## Your instructions
For the copy, please give all of the data again exactly and leave the pictures out.

## Supplied material
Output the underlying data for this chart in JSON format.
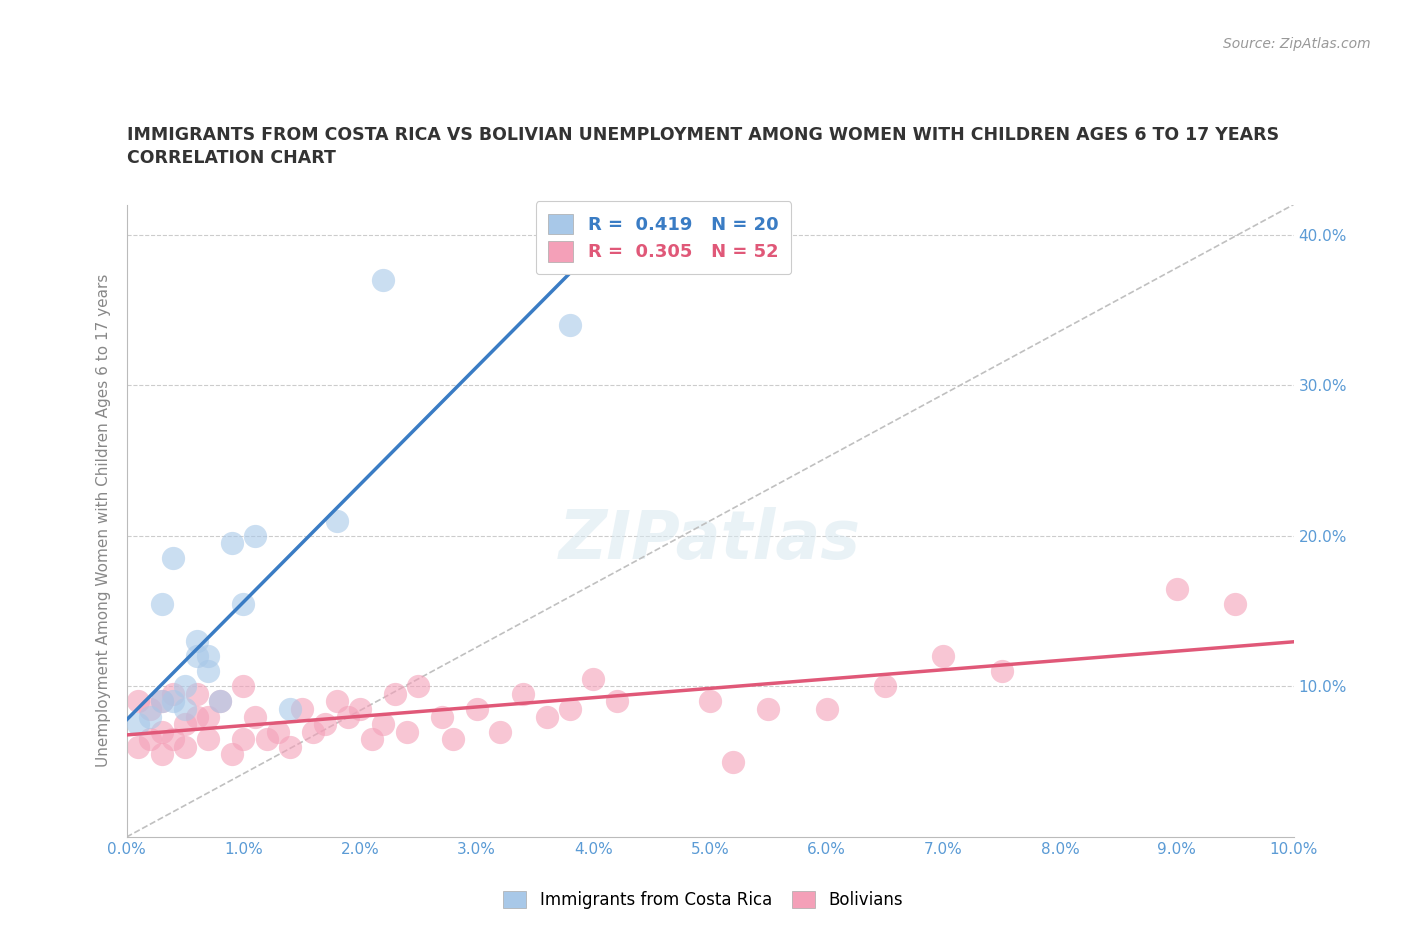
{
  "title_line1": "IMMIGRANTS FROM COSTA RICA VS BOLIVIAN UNEMPLOYMENT AMONG WOMEN WITH CHILDREN AGES 6 TO 17 YEARS",
  "title_line2": "CORRELATION CHART",
  "source": "Source: ZipAtlas.com",
  "ylabel_label": "Unemployment Among Women with Children Ages 6 to 17 years",
  "xlim": [
    0,
    0.1
  ],
  "ylim": [
    0,
    0.42
  ],
  "color_blue": "#A8C8E8",
  "color_pink": "#F4A0B8",
  "line_blue": "#3A7CC4",
  "line_pink": "#E05878",
  "diagonal_color": "#BBBBBB",
  "costa_rica_x": [
    0.001,
    0.002,
    0.003,
    0.003,
    0.004,
    0.004,
    0.005,
    0.005,
    0.006,
    0.006,
    0.007,
    0.007,
    0.008,
    0.009,
    0.01,
    0.011,
    0.014,
    0.018,
    0.022,
    0.038
  ],
  "costa_rica_y": [
    0.075,
    0.08,
    0.09,
    0.155,
    0.09,
    0.185,
    0.085,
    0.1,
    0.12,
    0.13,
    0.11,
    0.12,
    0.09,
    0.195,
    0.155,
    0.2,
    0.085,
    0.21,
    0.37,
    0.34
  ],
  "bolivian_x": [
    0.001,
    0.001,
    0.002,
    0.002,
    0.003,
    0.003,
    0.003,
    0.004,
    0.004,
    0.005,
    0.005,
    0.006,
    0.006,
    0.007,
    0.007,
    0.008,
    0.009,
    0.01,
    0.01,
    0.011,
    0.012,
    0.013,
    0.014,
    0.015,
    0.016,
    0.017,
    0.018,
    0.019,
    0.02,
    0.021,
    0.022,
    0.023,
    0.024,
    0.025,
    0.027,
    0.028,
    0.03,
    0.032,
    0.034,
    0.036,
    0.038,
    0.04,
    0.042,
    0.05,
    0.052,
    0.055,
    0.06,
    0.065,
    0.07,
    0.075,
    0.09,
    0.095
  ],
  "bolivian_y": [
    0.06,
    0.09,
    0.065,
    0.085,
    0.07,
    0.09,
    0.055,
    0.065,
    0.095,
    0.06,
    0.075,
    0.08,
    0.095,
    0.065,
    0.08,
    0.09,
    0.055,
    0.065,
    0.1,
    0.08,
    0.065,
    0.07,
    0.06,
    0.085,
    0.07,
    0.075,
    0.09,
    0.08,
    0.085,
    0.065,
    0.075,
    0.095,
    0.07,
    0.1,
    0.08,
    0.065,
    0.085,
    0.07,
    0.095,
    0.08,
    0.085,
    0.105,
    0.09,
    0.09,
    0.05,
    0.085,
    0.085,
    0.1,
    0.12,
    0.11,
    0.165,
    0.155
  ]
}
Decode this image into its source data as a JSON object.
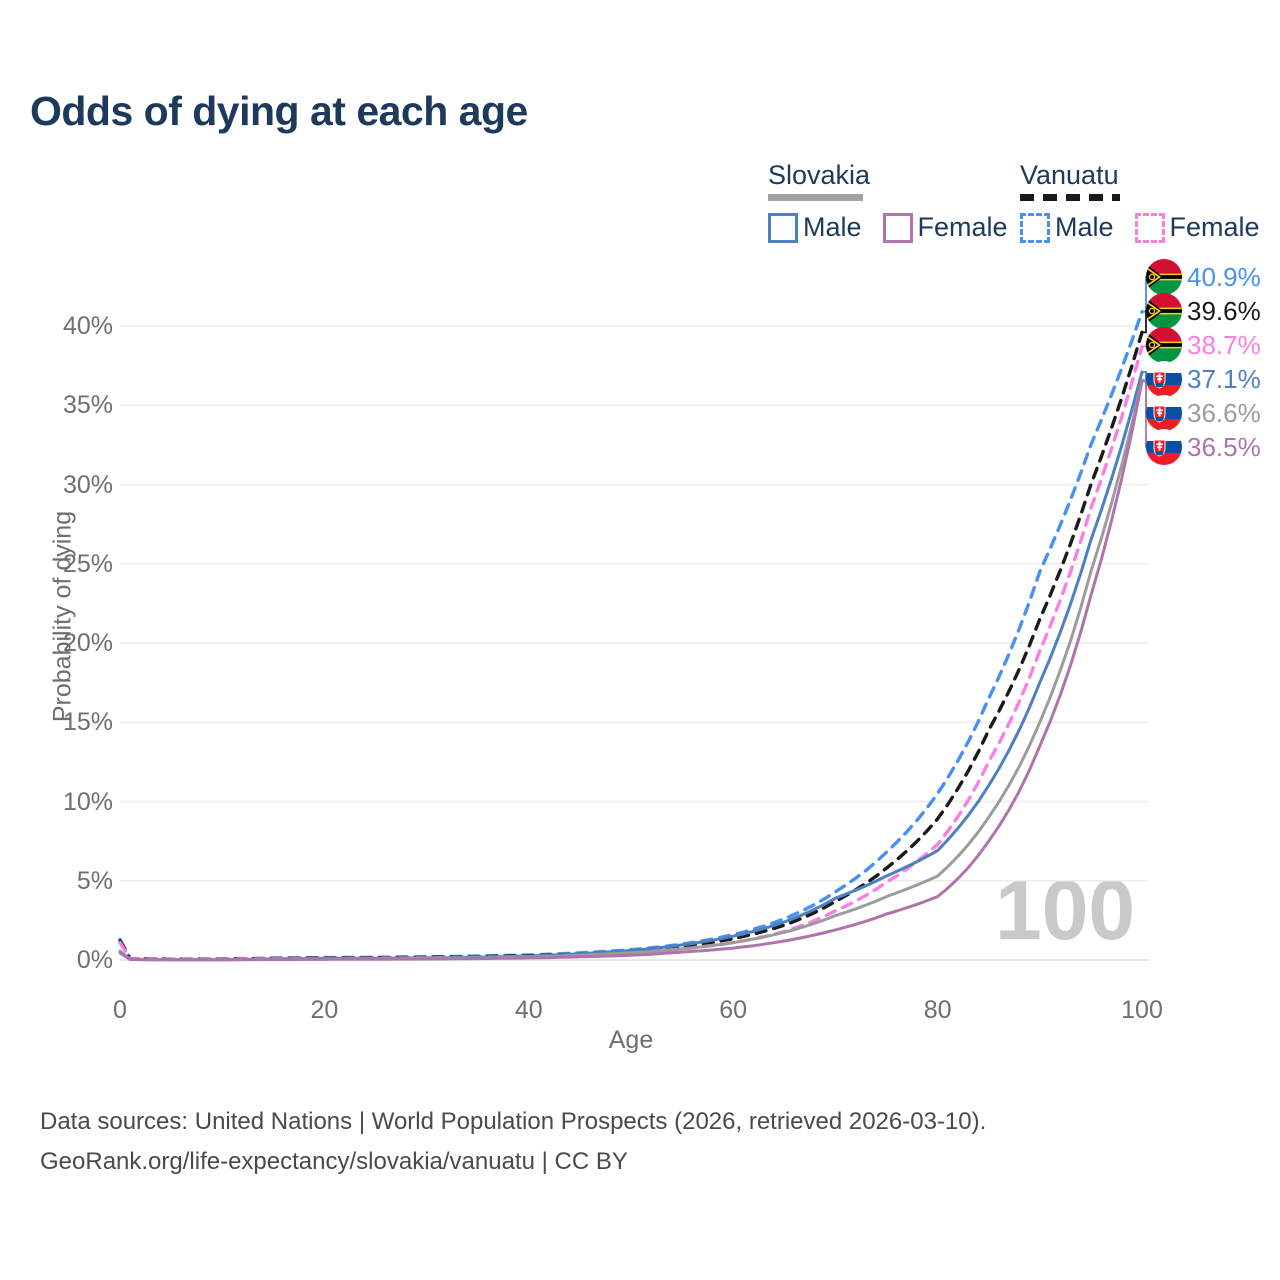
{
  "title": "Odds of dying at each age",
  "legend": {
    "groups": [
      {
        "label": "Slovakia",
        "line_style": "solid",
        "underline_color": "#a3a3a3",
        "items": [
          {
            "label": "Male",
            "color": "#4d80c0"
          },
          {
            "label": "Female",
            "color": "#ae74ab"
          }
        ]
      },
      {
        "label": "Vanuatu",
        "line_style": "dashed",
        "underline_color": "#1a1a1a",
        "items": [
          {
            "label": "Male",
            "color": "#4a90f4"
          },
          {
            "label": "Female",
            "color": "#fb7fe3"
          }
        ]
      }
    ]
  },
  "axes": {
    "y": {
      "title": "Probability of dying",
      "ticks": [
        "0%",
        "5%",
        "10%",
        "15%",
        "20%",
        "25%",
        "30%",
        "35%",
        "40%"
      ]
    },
    "x": {
      "title": "Age",
      "ticks": [
        "0",
        "20",
        "40",
        "60",
        "80",
        "100"
      ]
    }
  },
  "watermark": "100",
  "footer": {
    "line1": "Data sources: United Nations | World Population Prospects (2026, retrieved 2026-03-10).",
    "line2": "GeoRank.org/life-expectancy/slovakia/vanuatu | CC BY"
  },
  "chart_data": {
    "type": "line",
    "xlabel": "Age",
    "ylabel": "Probability of dying",
    "xlim": [
      0,
      100
    ],
    "ylim": [
      0,
      44
    ],
    "x_unit": "years",
    "y_unit": "percent",
    "grid": "horizontal",
    "legend_position": "top-right",
    "anchor_ages": [
      0,
      1,
      5,
      10,
      15,
      20,
      25,
      30,
      35,
      40,
      45,
      50,
      55,
      60,
      65,
      70,
      75,
      80,
      85,
      90,
      95,
      100
    ],
    "series": [
      {
        "name": "Vanuatu Male",
        "country": "Vanuatu",
        "sex": "Male",
        "color": "#4a90f4",
        "dash": true,
        "end_label": "40.9%",
        "end_value": 40.9,
        "flag": "vanuatu",
        "values": [
          1.3,
          0.1,
          0.06,
          0.07,
          0.12,
          0.15,
          0.17,
          0.2,
          0.25,
          0.32,
          0.45,
          0.65,
          1.0,
          1.6,
          2.6,
          4.3,
          6.8,
          10.5,
          16.5,
          24.5,
          32.5,
          40.9
        ]
      },
      {
        "name": "Vanuatu Both sexes",
        "country": "Vanuatu",
        "sex": "Both",
        "color": "#1a1a1a",
        "dash": true,
        "end_label": "39.6%",
        "end_value": 39.6,
        "flag": "vanuatu",
        "values": [
          1.2,
          0.09,
          0.05,
          0.06,
          0.1,
          0.13,
          0.15,
          0.17,
          0.21,
          0.27,
          0.38,
          0.55,
          0.85,
          1.35,
          2.2,
          3.7,
          5.8,
          8.9,
          14.5,
          21.5,
          30.0,
          39.6
        ]
      },
      {
        "name": "Vanuatu Female",
        "country": "Vanuatu",
        "sex": "Female",
        "color": "#fb7fe3",
        "dash": true,
        "end_label": "38.7%",
        "end_value": 38.7,
        "flag": "vanuatu",
        "values": [
          1.1,
          0.08,
          0.05,
          0.05,
          0.08,
          0.1,
          0.12,
          0.14,
          0.18,
          0.23,
          0.32,
          0.46,
          0.7,
          1.1,
          1.8,
          3.1,
          4.9,
          7.3,
          12.5,
          19.5,
          28.5,
          38.7
        ]
      },
      {
        "name": "Slovakia Male",
        "country": "Slovakia",
        "sex": "Male",
        "color": "#4d80c0",
        "dash": false,
        "end_label": "37.1%",
        "end_value": 37.1,
        "flag": "slovakia",
        "values": [
          0.55,
          0.04,
          0.02,
          0.02,
          0.07,
          0.1,
          0.11,
          0.13,
          0.17,
          0.25,
          0.4,
          0.6,
          0.95,
          1.5,
          2.4,
          3.9,
          5.3,
          6.9,
          11.0,
          17.5,
          26.5,
          37.1
        ]
      },
      {
        "name": "Slovakia Both sexes",
        "country": "Slovakia",
        "sex": "Both",
        "color": "#9c9c9c",
        "dash": false,
        "end_label": "36.6%",
        "end_value": 36.6,
        "flag": "slovakia",
        "values": [
          0.5,
          0.035,
          0.02,
          0.02,
          0.05,
          0.06,
          0.08,
          0.1,
          0.13,
          0.19,
          0.3,
          0.45,
          0.7,
          1.1,
          1.75,
          2.8,
          4.0,
          5.3,
          9.0,
          15.0,
          24.5,
          36.6
        ]
      },
      {
        "name": "Slovakia Female",
        "country": "Slovakia",
        "sex": "Female",
        "color": "#ae74ab",
        "dash": false,
        "end_label": "36.5%",
        "end_value": 36.5,
        "flag": "slovakia",
        "values": [
          0.45,
          0.03,
          0.015,
          0.015,
          0.03,
          0.04,
          0.05,
          0.06,
          0.09,
          0.13,
          0.2,
          0.3,
          0.5,
          0.75,
          1.2,
          1.9,
          2.9,
          4.0,
          7.5,
          13.5,
          23.0,
          36.5
        ]
      }
    ]
  }
}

## Response
Output the underlying data for this chart in JSON format.
{
  "title_line1": "IMMIGRANTS FROM COSTA RICA VS BOLIVIAN UNEMPLOYMENT AMONG WOMEN WITH CHILDREN AGES 6 TO 17 YEARS",
  "title_line2": "CORRELATION CHART",
  "source": "Source: ZipAtlas.com",
  "ylabel_label": "Unemployment Among Women with Children Ages 6 to 17 years",
  "xlim": [
    0,
    0.1
  ],
  "ylim": [
    0,
    0.42
  ],
  "color_blue": "#A8C8E8",
  "color_pink": "#F4A0B8",
  "line_blue": "#3A7CC4",
  "line_pink": "#E05878",
  "diagonal_color": "#BBBBBB",
  "costa_rica_x": [
    0.001,
    0.002,
    0.003,
    0.003,
    0.004,
    0.004,
    0.005,
    0.005,
    0.006,
    0.006,
    0.007,
    0.007,
    0.008,
    0.009,
    0.01,
    0.011,
    0.014,
    0.018,
    0.022,
    0.038
  ],
  "costa_rica_y": [
    0.075,
    0.08,
    0.09,
    0.155,
    0.09,
    0.185,
    0.085,
    0.1,
    0.12,
    0.13,
    0.11,
    0.12,
    0.09,
    0.195,
    0.155,
    0.2,
    0.085,
    0.21,
    0.37,
    0.34
  ],
  "bolivian_x": [
    0.001,
    0.001,
    0.002,
    0.002,
    0.003,
    0.003,
    0.003,
    0.004,
    0.004,
    0.005,
    0.005,
    0.006,
    0.006,
    0.007,
    0.007,
    0.008,
    0.009,
    0.01,
    0.01,
    0.011,
    0.012,
    0.013,
    0.014,
    0.015,
    0.016,
    0.017,
    0.018,
    0.019,
    0.02,
    0.021,
    0.022,
    0.023,
    0.024,
    0.025,
    0.027,
    0.028,
    0.03,
    0.032,
    0.034,
    0.036,
    0.038,
    0.04,
    0.042,
    0.05,
    0.052,
    0.055,
    0.06,
    0.065,
    0.07,
    0.075,
    0.09,
    0.095
  ],
  "bolivian_y": [
    0.06,
    0.09,
    0.065,
    0.085,
    0.07,
    0.09,
    0.055,
    0.065,
    0.095,
    0.06,
    0.075,
    0.08,
    0.095,
    0.065,
    0.08,
    0.09,
    0.055,
    0.065,
    0.1,
    0.08,
    0.065,
    0.07,
    0.06,
    0.085,
    0.07,
    0.075,
    0.09,
    0.08,
    0.085,
    0.065,
    0.075,
    0.095,
    0.07,
    0.1,
    0.08,
    0.065,
    0.085,
    0.07,
    0.095,
    0.08,
    0.085,
    0.105,
    0.09,
    0.09,
    0.05,
    0.085,
    0.085,
    0.1,
    0.12,
    0.11,
    0.165,
    0.155
  ]
}
Decode this image into its source data as a JSON object.
{
  "title": "Odds of dying at each age",
  "legend": {
    "groups": [
      {
        "label": "Slovakia",
        "line_style": "solid",
        "underline_color": "#a3a3a3",
        "items": [
          {
            "label": "Male",
            "color": "#4d80c0"
          },
          {
            "label": "Female",
            "color": "#ae74ab"
          }
        ]
      },
      {
        "label": "Vanuatu",
        "line_style": "dashed",
        "underline_color": "#1a1a1a",
        "items": [
          {
            "label": "Male",
            "color": "#4a90f4"
          },
          {
            "label": "Female",
            "color": "#fb7fe3"
          }
        ]
      }
    ]
  },
  "axes": {
    "y": {
      "title": "Probability of dying",
      "ticks": [
        "0%",
        "5%",
        "10%",
        "15%",
        "20%",
        "25%",
        "30%",
        "35%",
        "40%"
      ]
    },
    "x": {
      "title": "Age",
      "ticks": [
        "0",
        "20",
        "40",
        "60",
        "80",
        "100"
      ]
    }
  },
  "watermark": "100",
  "footer": {
    "line1": "Data sources: United Nations | World Population Prospects (2026, retrieved 2026-03-10).",
    "line2": "GeoRank.org/life-expectancy/slovakia/vanuatu | CC BY"
  },
  "chart_data": {
    "type": "line",
    "xlabel": "Age",
    "ylabel": "Probability of dying",
    "xlim": [
      0,
      100
    ],
    "ylim": [
      0,
      44
    ],
    "x_unit": "years",
    "y_unit": "percent",
    "grid": "horizontal",
    "legend_position": "top-right",
    "anchor_ages": [
      0,
      1,
      5,
      10,
      15,
      20,
      25,
      30,
      35,
      40,
      45,
      50,
      55,
      60,
      65,
      70,
      75,
      80,
      85,
      90,
      95,
      100
    ],
    "series": [
      {
        "name": "Vanuatu Male",
        "country": "Vanuatu",
        "sex": "Male",
        "color": "#4a90f4",
        "dash": true,
        "end_label": "40.9%",
        "end_value": 40.9,
        "flag": "vanuatu",
        "values": [
          1.3,
          0.1,
          0.06,
          0.07,
          0.12,
          0.15,
          0.17,
          0.2,
          0.25,
          0.32,
          0.45,
          0.65,
          1.0,
          1.6,
          2.6,
          4.3,
          6.8,
          10.5,
          16.5,
          24.5,
          32.5,
          40.9
        ]
      },
      {
        "name": "Vanuatu Both sexes",
        "country": "Vanuatu",
        "sex": "Both",
        "color": "#1a1a1a",
        "dash": true,
        "end_label": "39.6%",
        "end_value": 39.6,
        "flag": "vanuatu",
        "values": [
          1.2,
          0.09,
          0.05,
          0.06,
          0.1,
          0.13,
          0.15,
          0.17,
          0.21,
          0.27,
          0.38,
          0.55,
          0.85,
          1.35,
          2.2,
          3.7,
          5.8,
          8.9,
          14.5,
          21.5,
          30.0,
          39.6
        ]
      },
      {
        "name": "Vanuatu Female",
        "country": "Vanuatu",
        "sex": "Female",
        "color": "#fb7fe3",
        "dash": true,
        "end_label": "38.7%",
        "end_value": 38.7,
        "flag": "vanuatu",
        "values": [
          1.1,
          0.08,
          0.05,
          0.05,
          0.08,
          0.1,
          0.12,
          0.14,
          0.18,
          0.23,
          0.32,
          0.46,
          0.7,
          1.1,
          1.8,
          3.1,
          4.9,
          7.3,
          12.5,
          19.5,
          28.5,
          38.7
        ]
      },
      {
        "name": "Slovakia Male",
        "country": "Slovakia",
        "sex": "Male",
        "color": "#4d80c0",
        "dash": false,
        "end_label": "37.1%",
        "end_value": 37.1,
        "flag": "slovakia",
        "values": [
          0.55,
          0.04,
          0.02,
          0.02,
          0.07,
          0.1,
          0.11,
          0.13,
          0.17,
          0.25,
          0.4,
          0.6,
          0.95,
          1.5,
          2.4,
          3.9,
          5.3,
          6.9,
          11.0,
          17.5,
          26.5,
          37.1
        ]
      },
      {
        "name": "Slovakia Both sexes",
        "country": "Slovakia",
        "sex": "Both",
        "color": "#9c9c9c",
        "dash": false,
        "end_label": "36.6%",
        "end_value": 36.6,
        "flag": "slovakia",
        "values": [
          0.5,
          0.035,
          0.02,
          0.02,
          0.05,
          0.06,
          0.08,
          0.1,
          0.13,
          0.19,
          0.3,
          0.45,
          0.7,
          1.1,
          1.75,
          2.8,
          4.0,
          5.3,
          9.0,
          15.0,
          24.5,
          36.6
        ]
      },
      {
        "name": "Slovakia Female",
        "country": "Slovakia",
        "sex": "Female",
        "color": "#ae74ab",
        "dash": false,
        "end_label": "36.5%",
        "end_value": 36.5,
        "flag": "slovakia",
        "values": [
          0.45,
          0.03,
          0.015,
          0.015,
          0.03,
          0.04,
          0.05,
          0.06,
          0.09,
          0.13,
          0.2,
          0.3,
          0.5,
          0.75,
          1.2,
          1.9,
          2.9,
          4.0,
          7.5,
          13.5,
          23.0,
          36.5
        ]
      }
    ]
  }
}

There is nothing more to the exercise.